### Problem
Search the records below for the word "Export" and show every line where it occurs.

-- START OF Input records --

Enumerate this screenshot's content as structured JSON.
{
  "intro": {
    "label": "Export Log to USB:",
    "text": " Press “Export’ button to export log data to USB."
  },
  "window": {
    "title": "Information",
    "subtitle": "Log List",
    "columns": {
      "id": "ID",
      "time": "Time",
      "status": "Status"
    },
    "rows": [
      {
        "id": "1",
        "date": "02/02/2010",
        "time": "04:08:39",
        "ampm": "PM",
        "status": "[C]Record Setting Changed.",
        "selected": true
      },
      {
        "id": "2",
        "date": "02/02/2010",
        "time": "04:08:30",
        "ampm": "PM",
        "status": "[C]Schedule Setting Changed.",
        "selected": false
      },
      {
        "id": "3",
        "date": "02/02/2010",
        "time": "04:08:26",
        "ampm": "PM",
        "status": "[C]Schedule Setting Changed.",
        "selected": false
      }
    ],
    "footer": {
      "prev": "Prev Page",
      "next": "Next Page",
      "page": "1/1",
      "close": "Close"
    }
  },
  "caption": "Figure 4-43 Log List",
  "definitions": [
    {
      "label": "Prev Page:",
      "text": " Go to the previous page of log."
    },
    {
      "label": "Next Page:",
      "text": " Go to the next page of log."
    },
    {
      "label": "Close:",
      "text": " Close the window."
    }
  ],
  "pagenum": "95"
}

-- END OF Input records --
-- START OF Input records --

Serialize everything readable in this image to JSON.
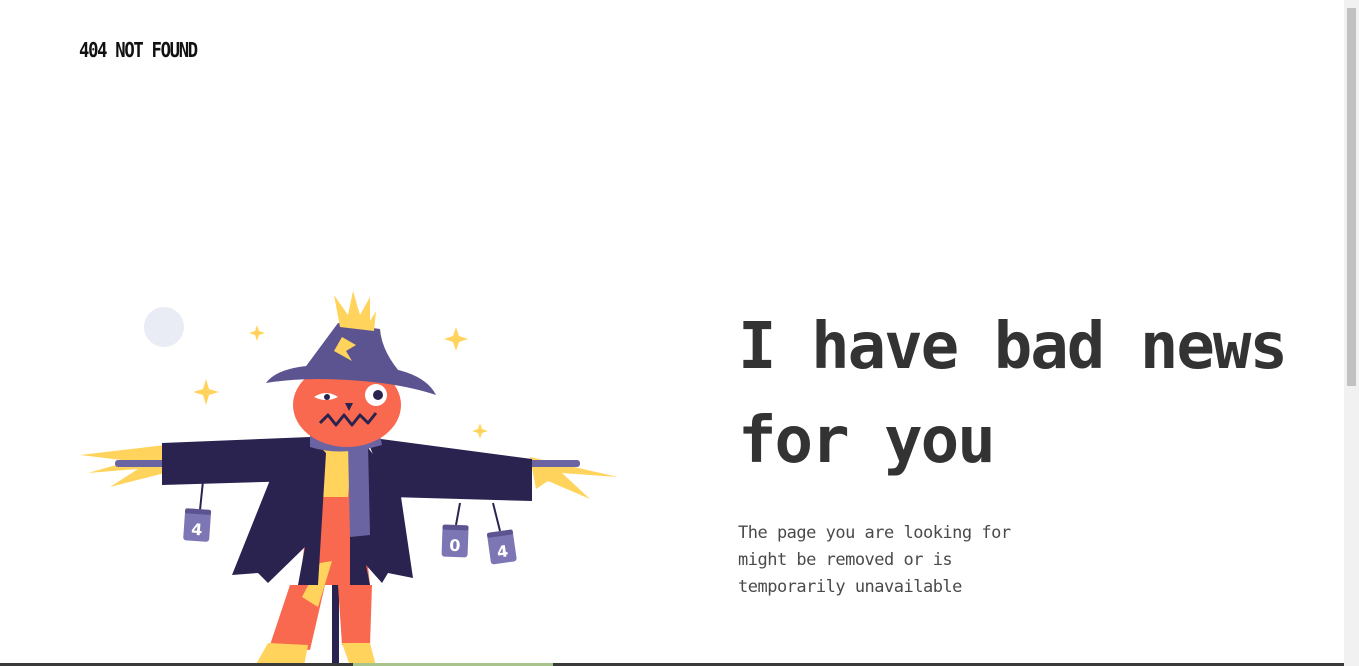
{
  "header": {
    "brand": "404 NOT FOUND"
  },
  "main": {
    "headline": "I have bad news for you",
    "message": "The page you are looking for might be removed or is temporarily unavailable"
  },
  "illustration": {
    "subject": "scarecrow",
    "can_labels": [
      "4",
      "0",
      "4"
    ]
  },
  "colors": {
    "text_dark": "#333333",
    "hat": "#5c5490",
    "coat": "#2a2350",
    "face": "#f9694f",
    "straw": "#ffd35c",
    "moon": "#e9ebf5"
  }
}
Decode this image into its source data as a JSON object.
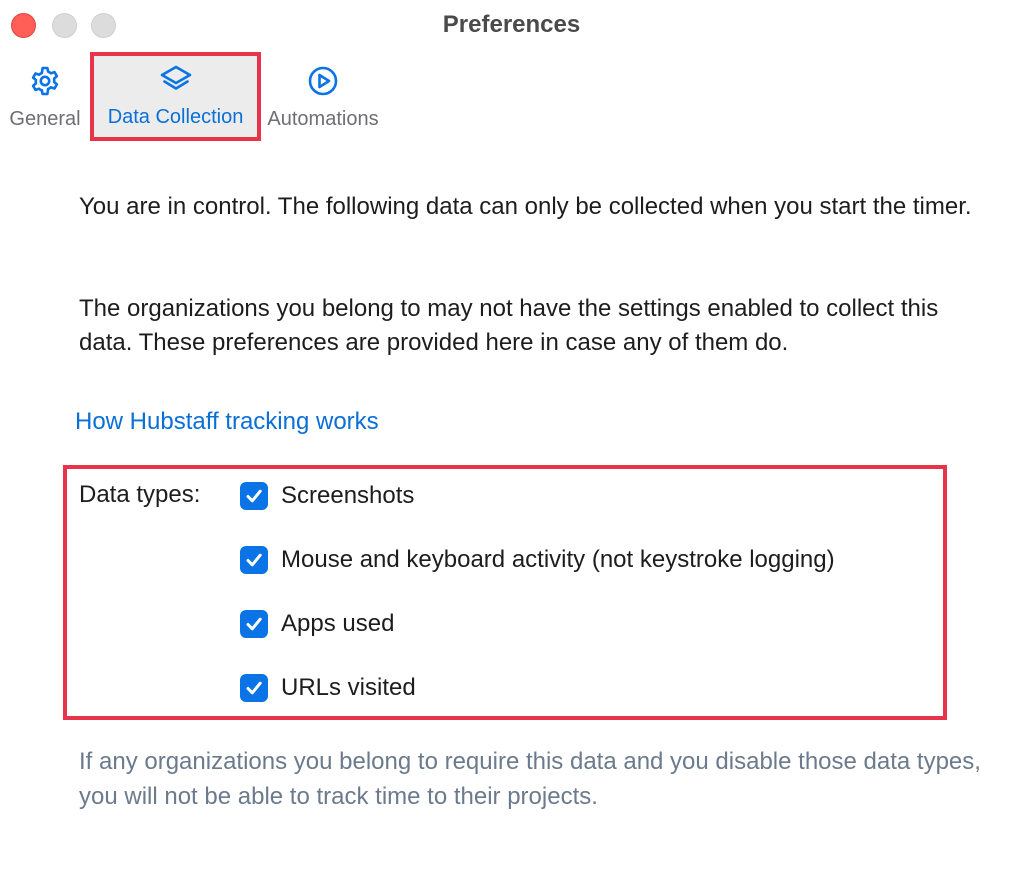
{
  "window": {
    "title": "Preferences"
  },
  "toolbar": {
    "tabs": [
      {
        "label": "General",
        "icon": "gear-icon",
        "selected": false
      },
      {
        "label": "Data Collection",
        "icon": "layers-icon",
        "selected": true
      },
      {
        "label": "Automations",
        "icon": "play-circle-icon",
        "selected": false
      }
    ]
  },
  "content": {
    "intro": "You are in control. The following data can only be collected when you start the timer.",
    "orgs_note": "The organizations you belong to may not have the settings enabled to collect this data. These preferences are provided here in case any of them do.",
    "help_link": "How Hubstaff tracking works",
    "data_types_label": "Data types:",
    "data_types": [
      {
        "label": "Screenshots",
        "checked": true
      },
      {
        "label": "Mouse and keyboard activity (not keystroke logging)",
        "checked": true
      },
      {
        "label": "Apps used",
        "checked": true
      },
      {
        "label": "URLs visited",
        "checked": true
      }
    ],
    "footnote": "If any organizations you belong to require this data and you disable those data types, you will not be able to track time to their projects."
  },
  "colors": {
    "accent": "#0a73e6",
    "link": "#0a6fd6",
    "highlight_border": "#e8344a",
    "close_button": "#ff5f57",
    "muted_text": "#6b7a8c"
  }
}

-- END OF Input records --
-- START OF Input records --

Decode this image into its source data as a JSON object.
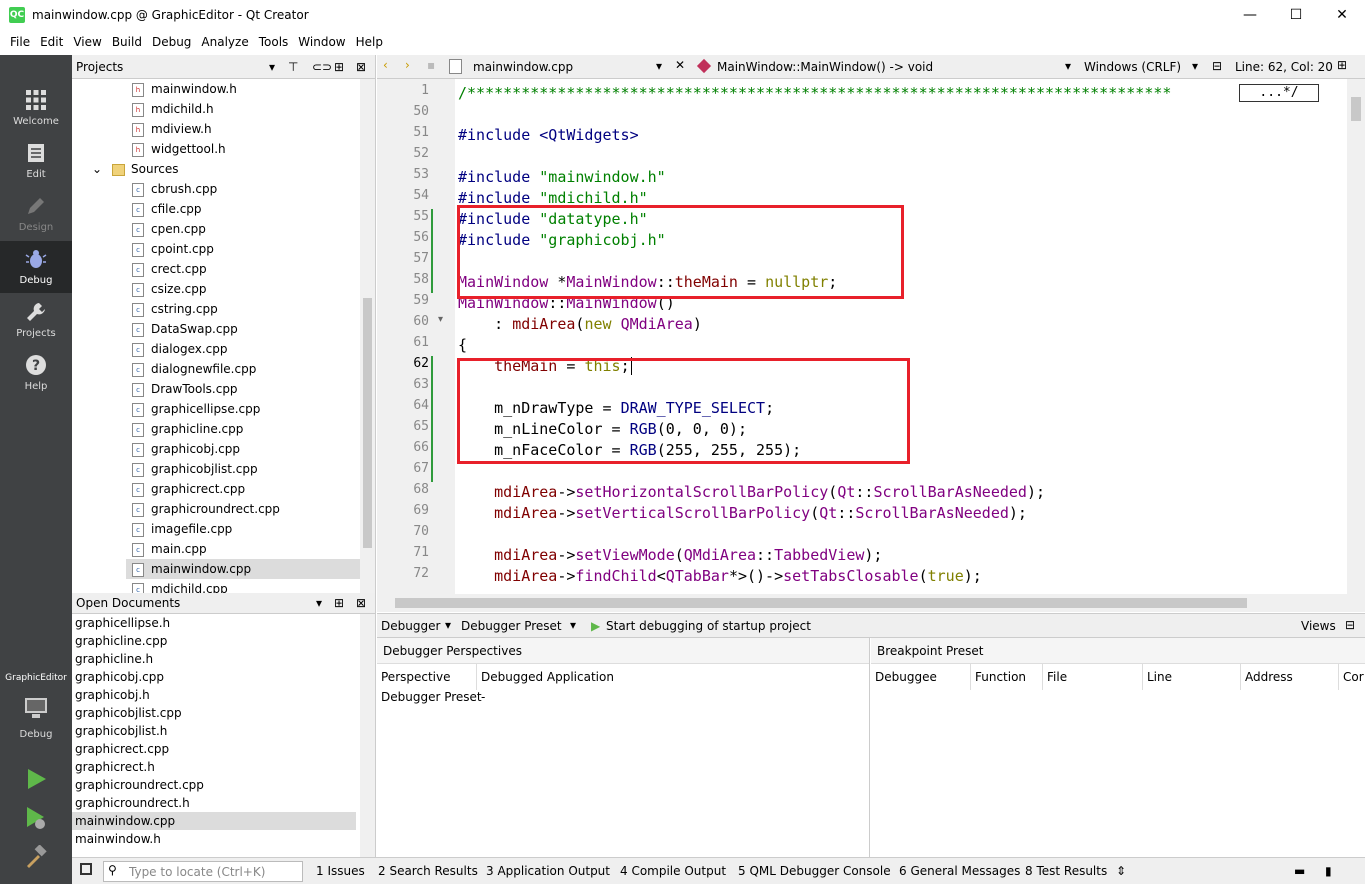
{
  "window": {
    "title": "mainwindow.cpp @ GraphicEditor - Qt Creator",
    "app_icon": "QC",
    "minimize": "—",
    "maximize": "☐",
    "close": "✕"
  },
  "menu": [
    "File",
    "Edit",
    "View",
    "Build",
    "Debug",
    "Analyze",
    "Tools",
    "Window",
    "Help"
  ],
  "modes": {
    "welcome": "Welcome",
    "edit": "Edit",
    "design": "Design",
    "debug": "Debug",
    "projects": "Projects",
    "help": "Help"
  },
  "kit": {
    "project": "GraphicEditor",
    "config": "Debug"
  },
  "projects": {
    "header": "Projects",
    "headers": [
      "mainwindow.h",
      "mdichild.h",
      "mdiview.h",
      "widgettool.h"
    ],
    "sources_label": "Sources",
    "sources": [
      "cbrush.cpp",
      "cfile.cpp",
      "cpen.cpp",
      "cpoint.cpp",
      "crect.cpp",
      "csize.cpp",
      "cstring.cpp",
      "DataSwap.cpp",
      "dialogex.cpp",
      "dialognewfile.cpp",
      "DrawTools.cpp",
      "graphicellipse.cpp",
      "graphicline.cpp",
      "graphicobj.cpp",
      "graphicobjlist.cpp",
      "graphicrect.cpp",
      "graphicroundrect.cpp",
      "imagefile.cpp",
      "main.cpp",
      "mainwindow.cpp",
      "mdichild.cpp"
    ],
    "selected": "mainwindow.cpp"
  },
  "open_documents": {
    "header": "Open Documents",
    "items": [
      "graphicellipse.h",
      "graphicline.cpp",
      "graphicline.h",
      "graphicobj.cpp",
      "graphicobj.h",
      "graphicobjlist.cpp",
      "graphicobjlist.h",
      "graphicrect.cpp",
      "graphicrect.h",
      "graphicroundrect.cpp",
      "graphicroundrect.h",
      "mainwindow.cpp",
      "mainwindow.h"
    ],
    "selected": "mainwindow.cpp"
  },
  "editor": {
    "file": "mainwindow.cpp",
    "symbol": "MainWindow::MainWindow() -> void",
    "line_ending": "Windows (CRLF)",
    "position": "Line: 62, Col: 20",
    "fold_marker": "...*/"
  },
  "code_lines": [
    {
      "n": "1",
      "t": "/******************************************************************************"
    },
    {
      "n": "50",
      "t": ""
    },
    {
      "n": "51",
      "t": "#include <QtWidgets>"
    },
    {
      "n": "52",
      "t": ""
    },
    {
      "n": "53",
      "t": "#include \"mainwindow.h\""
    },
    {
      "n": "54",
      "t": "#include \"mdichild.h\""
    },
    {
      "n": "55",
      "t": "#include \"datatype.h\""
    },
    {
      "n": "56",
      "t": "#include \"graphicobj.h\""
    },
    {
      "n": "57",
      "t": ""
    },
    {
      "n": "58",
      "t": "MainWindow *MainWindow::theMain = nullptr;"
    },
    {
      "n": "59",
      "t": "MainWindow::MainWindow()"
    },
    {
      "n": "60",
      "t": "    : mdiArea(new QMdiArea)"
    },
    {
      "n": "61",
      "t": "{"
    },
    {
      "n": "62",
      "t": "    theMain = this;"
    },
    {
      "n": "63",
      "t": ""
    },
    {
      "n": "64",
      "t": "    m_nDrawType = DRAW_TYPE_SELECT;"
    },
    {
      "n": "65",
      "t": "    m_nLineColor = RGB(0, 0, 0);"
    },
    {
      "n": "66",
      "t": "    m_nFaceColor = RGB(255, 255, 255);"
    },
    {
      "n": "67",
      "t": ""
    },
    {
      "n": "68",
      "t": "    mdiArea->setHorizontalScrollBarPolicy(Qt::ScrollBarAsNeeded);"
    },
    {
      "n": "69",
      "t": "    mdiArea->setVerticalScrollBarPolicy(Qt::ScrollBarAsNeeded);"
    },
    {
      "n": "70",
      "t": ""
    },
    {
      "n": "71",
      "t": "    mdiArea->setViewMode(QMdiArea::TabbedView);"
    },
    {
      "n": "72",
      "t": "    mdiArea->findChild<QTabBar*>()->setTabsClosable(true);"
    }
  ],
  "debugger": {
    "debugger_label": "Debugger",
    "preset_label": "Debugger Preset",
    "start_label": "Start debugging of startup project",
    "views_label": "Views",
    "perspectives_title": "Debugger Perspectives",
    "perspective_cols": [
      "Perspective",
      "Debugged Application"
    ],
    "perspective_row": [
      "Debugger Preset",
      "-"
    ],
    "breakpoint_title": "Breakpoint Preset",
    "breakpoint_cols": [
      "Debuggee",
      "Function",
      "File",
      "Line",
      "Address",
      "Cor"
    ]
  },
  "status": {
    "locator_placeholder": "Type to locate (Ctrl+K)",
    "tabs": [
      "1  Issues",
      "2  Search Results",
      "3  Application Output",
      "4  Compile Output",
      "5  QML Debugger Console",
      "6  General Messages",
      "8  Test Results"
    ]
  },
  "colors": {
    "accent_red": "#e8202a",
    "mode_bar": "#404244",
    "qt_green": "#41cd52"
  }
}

-- END OF Input records --

### Exercise answer
    "label": "Export Log to USB:",
    "text": " Press “Export’ button to export log data to USB."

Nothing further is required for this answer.